_Task description_. In the entries below, count every line containing "such". Reply with the number alone.

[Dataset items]
[start]
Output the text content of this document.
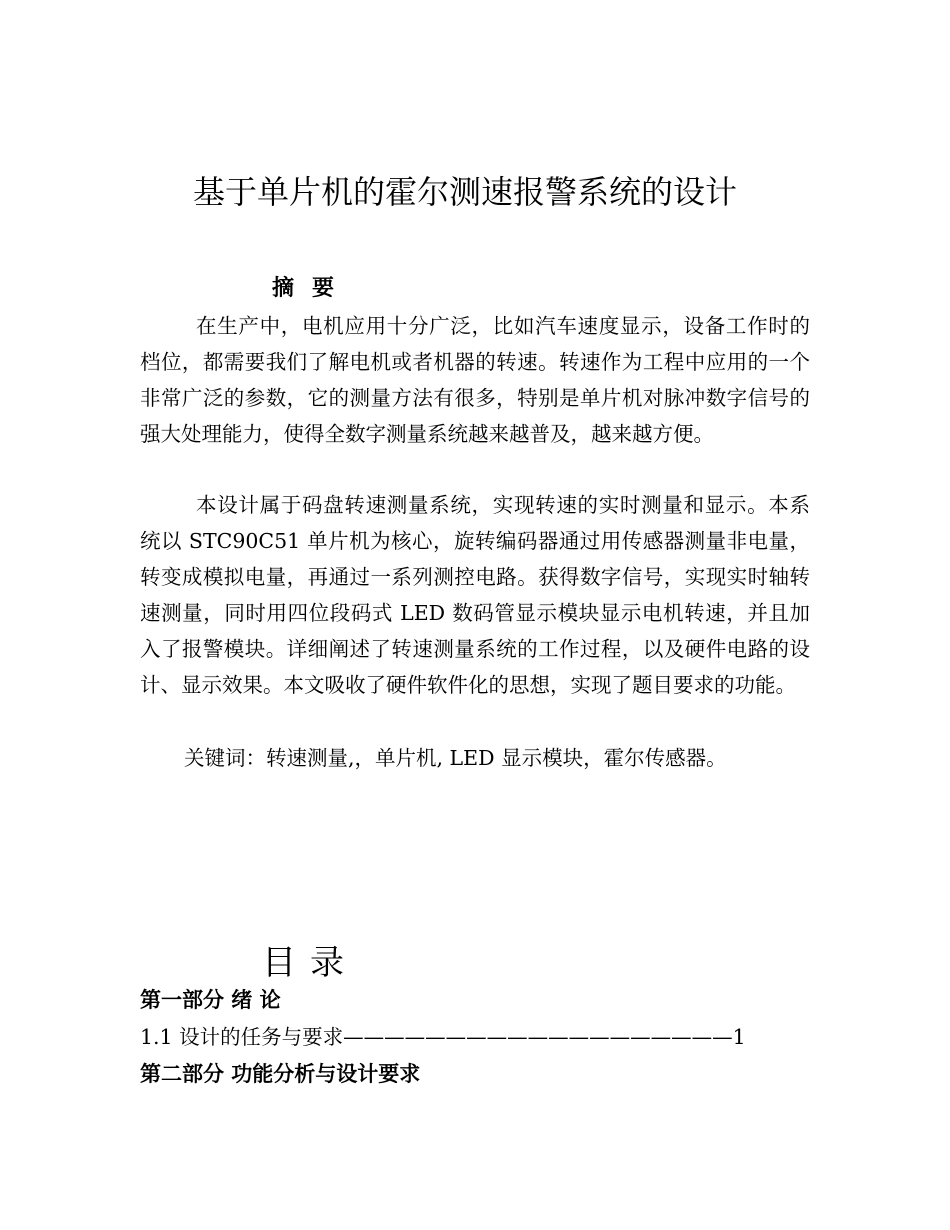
基于单片机的霍尔测速报警系统的设计
摘 要

在生产中，电机应用十分广泛，比如汽车速度显示，设备工作时的档位，都需要我们了解电机或者机器的转速。转速作为工程中应用的一个非常广泛的参数，它的测量方法有很多，特别是单片机对脉冲数字信号的强大处理能力，使得全数字测量系统越来越普及，越来越方便。

本设计属于码盘转速测量系统，实现转速的实时测量和显示。本系统以 STC90C51 单片机为核心，旋转编码器通过用传感器测量非电量，转变成模拟电量，再通过一系列测控电路。获得数字信号，实现实时轴转速测量，同时用四位段码式 LED 数码管显示模块显示电机转速，并且加入了报警模块。详细阐述了转速测量系统的工作过程，以及硬件电路的设计、显示效果。本文吸收了硬件软件化的思想，实现了题目要求的功能。

关键词：转速测量,，单片机, LED 显示模块，霍尔传感器。

目 录

第一部分 绪 论

1.1 设计的任务与要求———————————————————1

第二部分 功能分析与设计要求
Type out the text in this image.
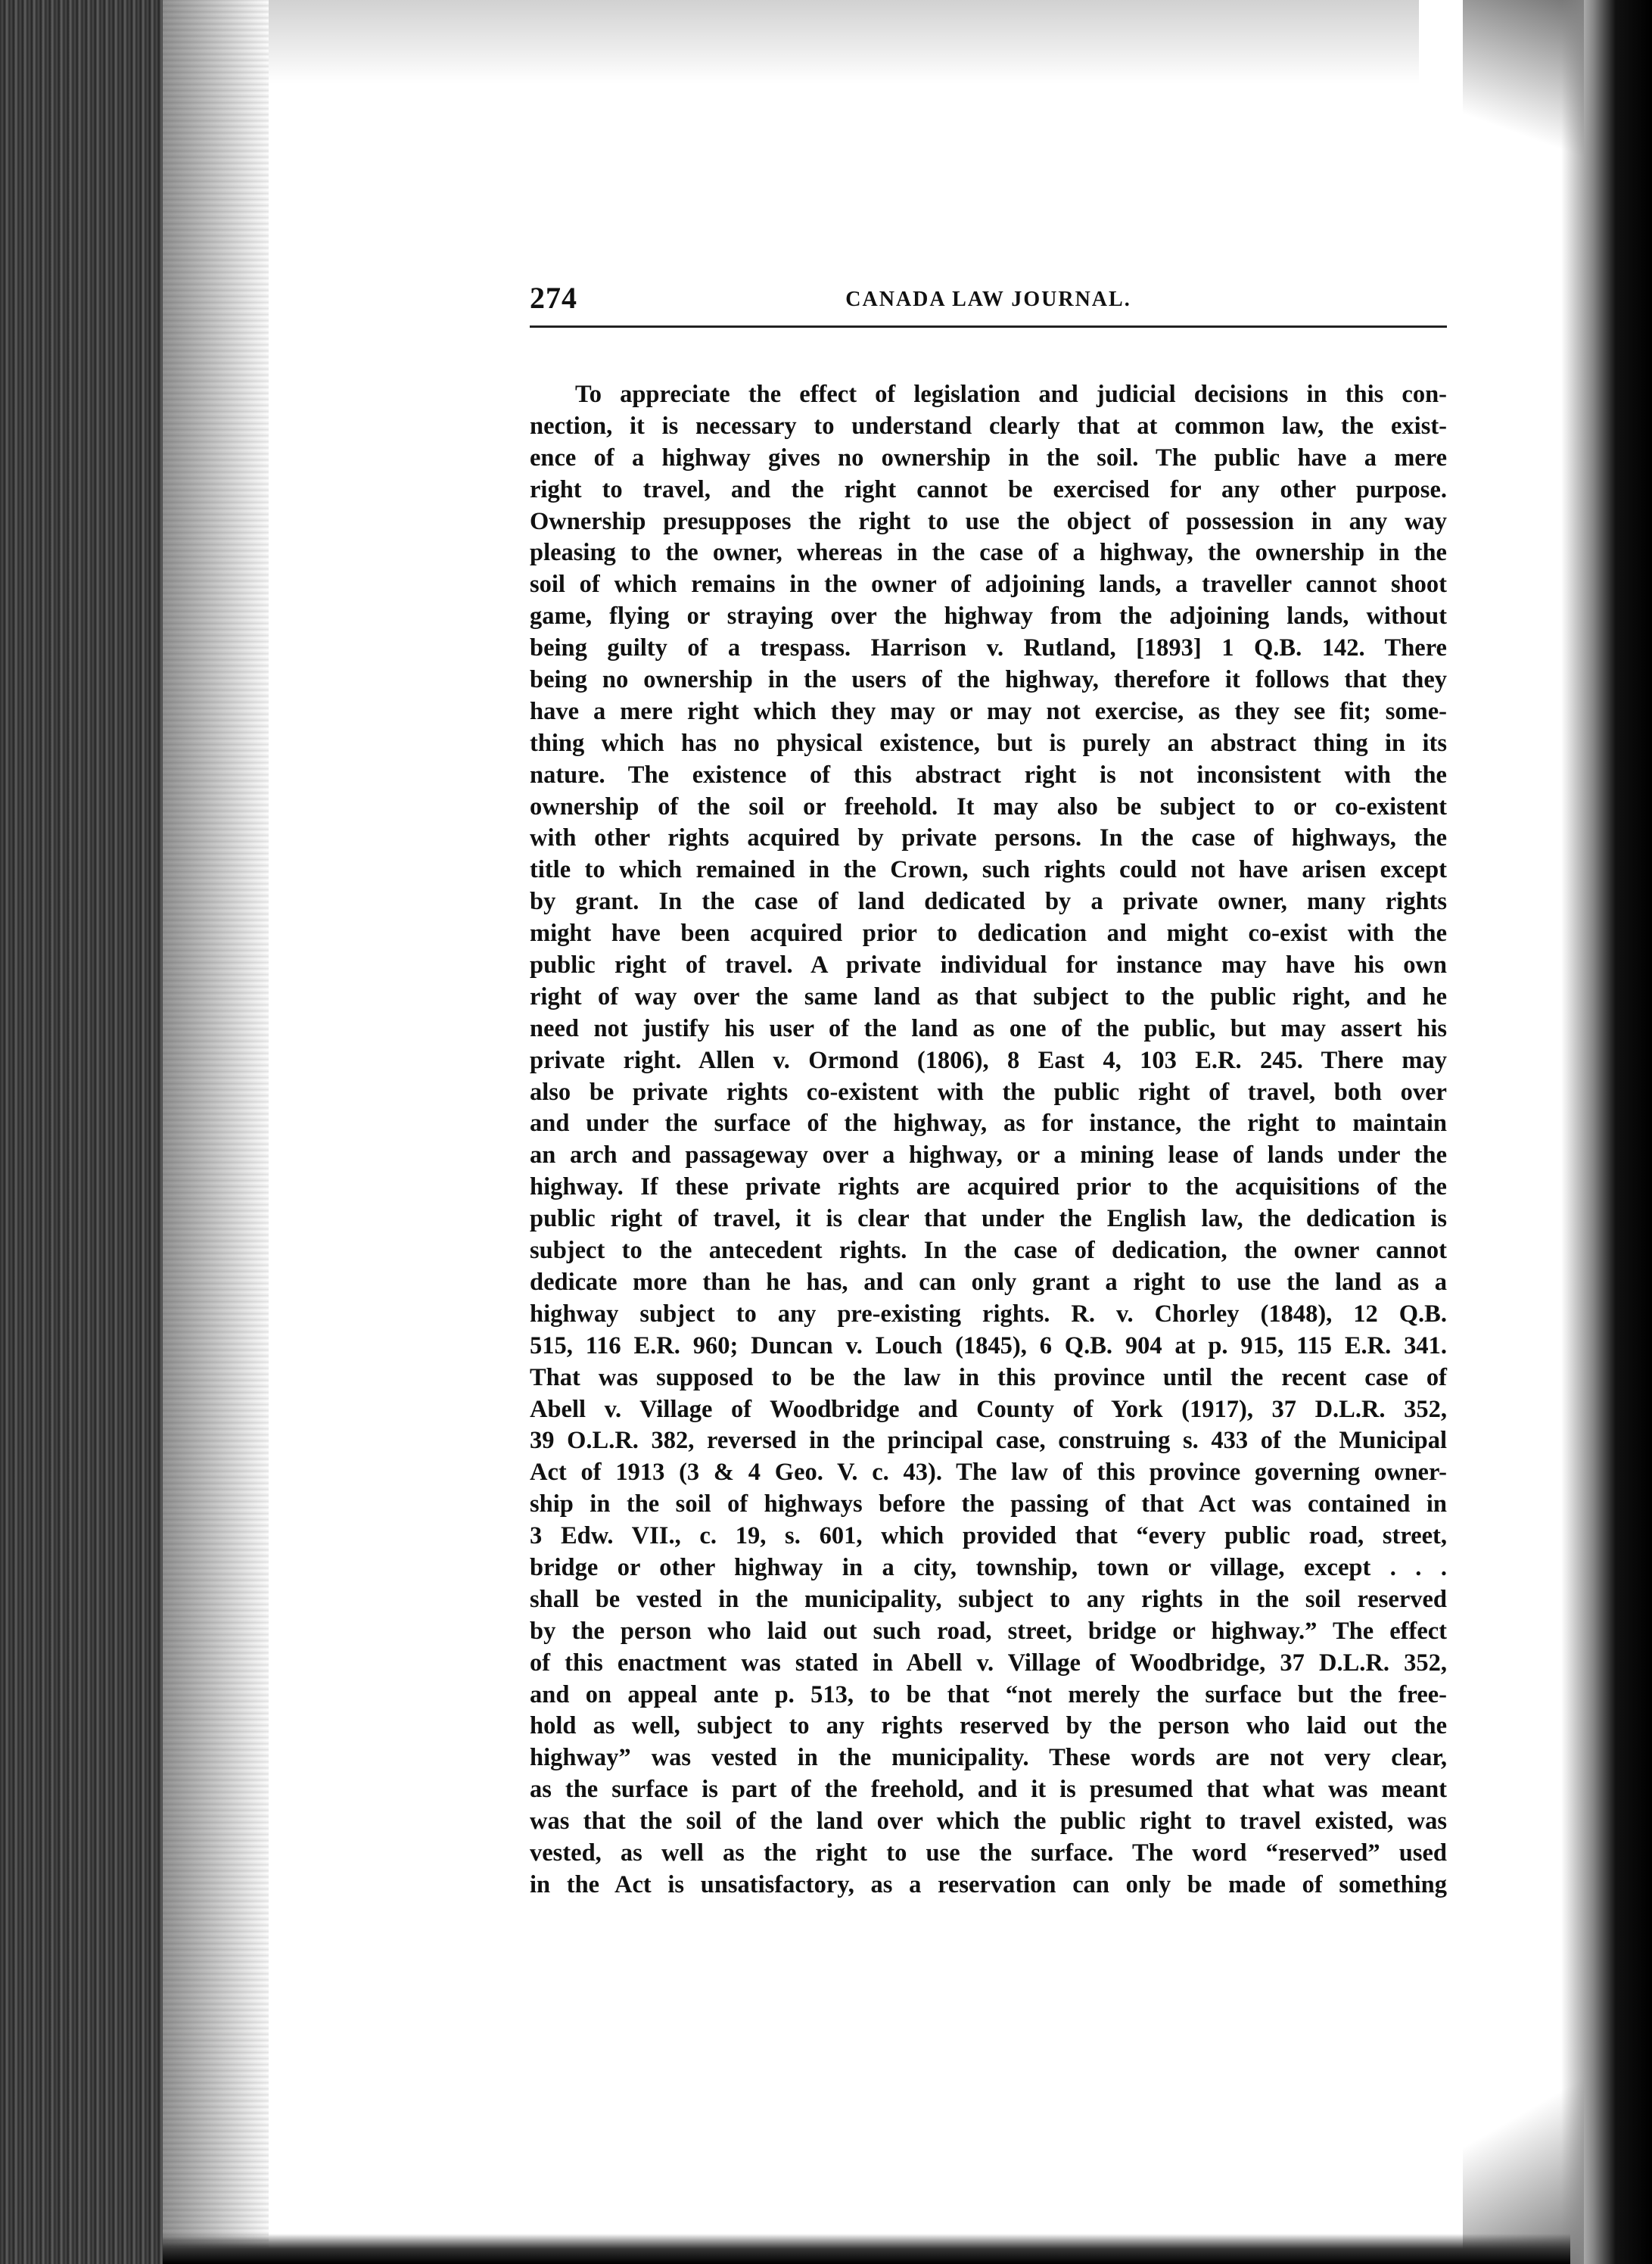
274	CANADA LAW JOURNAL.
To appreciate the effect of legislation and judicial decisions in this con-
nection, it is necessary to understand clearly that at common law, the exist-
ence of a highway gives no ownership in the soil. The public have a mere
right to travel, and the right cannot be exercised for any other purpose.
Ownership presupposes the right to use the object of possession in any way
pleasing to the owner, whereas in the case of a highway, the ownership in the
soil of which remains in the owner of adjoining lands, a traveller cannot shoot
game, flying or straying over the highway from the adjoining lands, without
being guilty of a trespass. Harrison v. Rutland, [1893] 1 Q.B. 142. There
being no ownership in the users of the highway, therefore it follows that they
have a mere right which they may or may not exercise, as they see fit; some-
thing which has no physical existence, but is purely an abstract thing in its
nature. The existence of this abstract right is not inconsistent with the
ownership of the soil or freehold. It may also be subject to or co-existent
with other rights acquired by private persons. In the case of highways, the
title to which remained in the Crown, such rights could not have arisen except
by grant. In the case of land dedicated by a private owner, many rights
might have been acquired prior to dedication and might co-exist with the
public right of travel. A private individual for instance may have his own
right of way over the same land as that subject to the public right, and he
need not justify his user of the land as one of the public, but may assert his
private right. Allen v. Ormond (1806), 8 East 4, 103 E.R. 245. There may
also be private rights co-existent with the public right of travel, both over
and under the surface of the highway, as for instance, the right to maintain
an arch and passageway over a highway, or a mining lease of lands under the
highway. If these private rights are acquired prior to the acquisitions of the
public right of travel, it is clear that under the English law, the dedication is
subject to the antecedent rights. In the case of dedication, the owner cannot
dedicate more than he has, and can only grant a right to use the land as a
highway subject to any pre-existing rights. R. v. Chorley (1848), 12 Q.B.
515, 116 E.R. 960; Duncan v. Louch (1845), 6 Q.B. 904 at p. 915, 115 E.R. 341.
That was supposed to be the law in this province until the recent case of
Abell v. Village of Woodbridge and County of York (1917), 37 D.L.R. 352,
39 O.L.R. 382, reversed in the principal case, construing s. 433 of the Municipal
Act of 1913 (3 & 4 Geo. V. c. 43). The law of this province governing owner-
ship in the soil of highways before the passing of that Act was contained in
3 Edw. VII., c. 19, s. 601, which provided that “every public road, street,
bridge or other highway in a city, township, town or village, except . . .
shall be vested in the municipality, subject to any rights in the soil reserved
by the person who laid out such road, street, bridge or highway.” The effect
of this enactment was stated in Abell v. Village of Woodbridge, 37 D.L.R. 352,
and on appeal ante p. 513, to be that “not merely the surface but the free-
hold as well, subject to any rights reserved by the person who laid out the
highway” was vested in the municipality. These words are not very clear,
as the surface is part of the freehold, and it is presumed that what was meant
was that the soil of the land over which the public right to travel existed, was
vested, as well as the right to use the surface. The word “reserved” used
in the Act is unsatisfactory, as a reservation can only be made of something
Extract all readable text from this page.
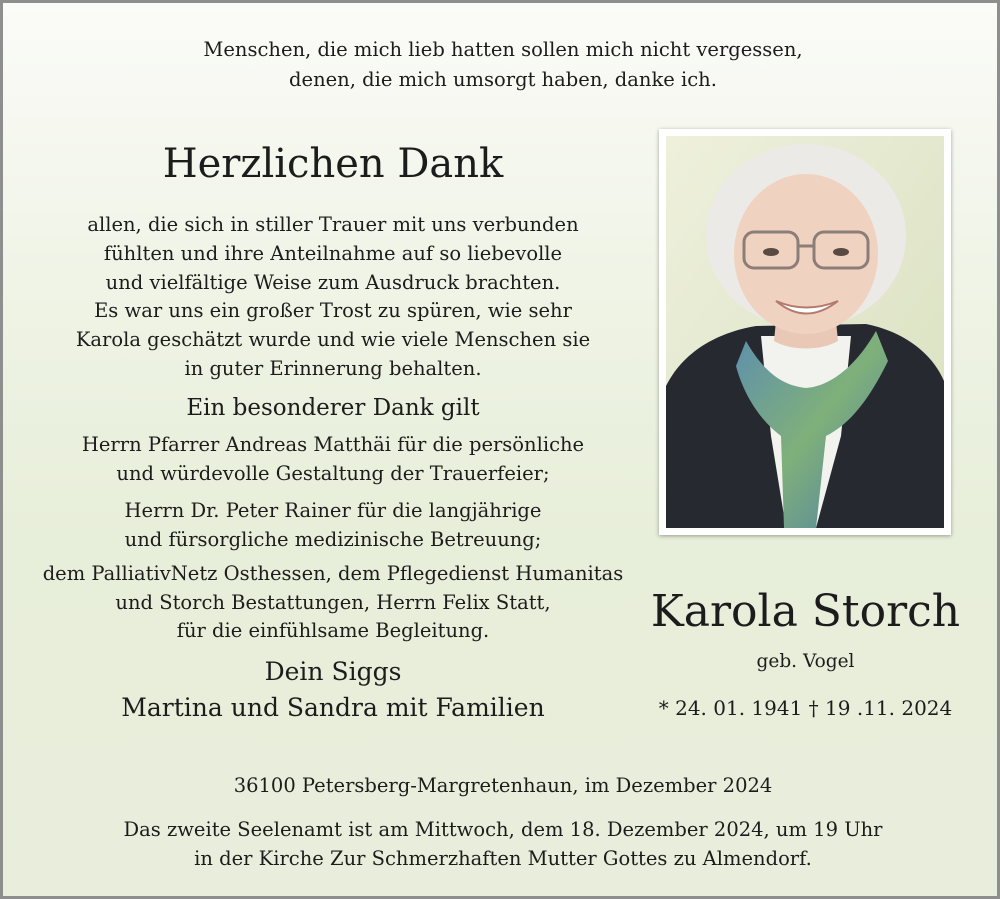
Menschen, die mich lieb hatten sollen mich nicht vergessen,
denen, die mich umsorgt haben, danke ich.
Herzlichen Dank
allen, die sich in stiller Trauer mit uns verbunden
fühlten und ihre Anteilnahme auf so liebevolle
und vielfältige Weise zum Ausdruck brachten.
Es war uns ein großer Trost zu spüren, wie sehr
Karola geschätzt wurde und wie viele Menschen sie
in guter Erinnerung behalten.
Ein besonderer Dank gilt
Herrn Pfarrer Andreas Matthäi für die persönliche
und würdevolle Gestaltung der Trauerfeier;
Herrn Dr. Peter Rainer für die langjährige
und fürsorgliche medizinische Betreuung;
dem PalliativNetz Osthessen, dem Pflegedienst Humanitas
und Storch Bestattungen, Herrn Felix Statt,
für die einfühlsame Begleitung.
Dein Siggs
Martina und Sandra mit Familien
Karola Storch
geb. Vogel
* 24. 01. 1941 † 19 .11. 2024
36100 Petersberg-Margretenhaun, im Dezember 2024
Das zweite Seelenamt ist am Mittwoch, dem 18. Dezember 2024, um 19 Uhr
in der Kirche Zur Schmerzhaften Mutter Gottes zu Almendorf.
[end]
_Complete output_. 2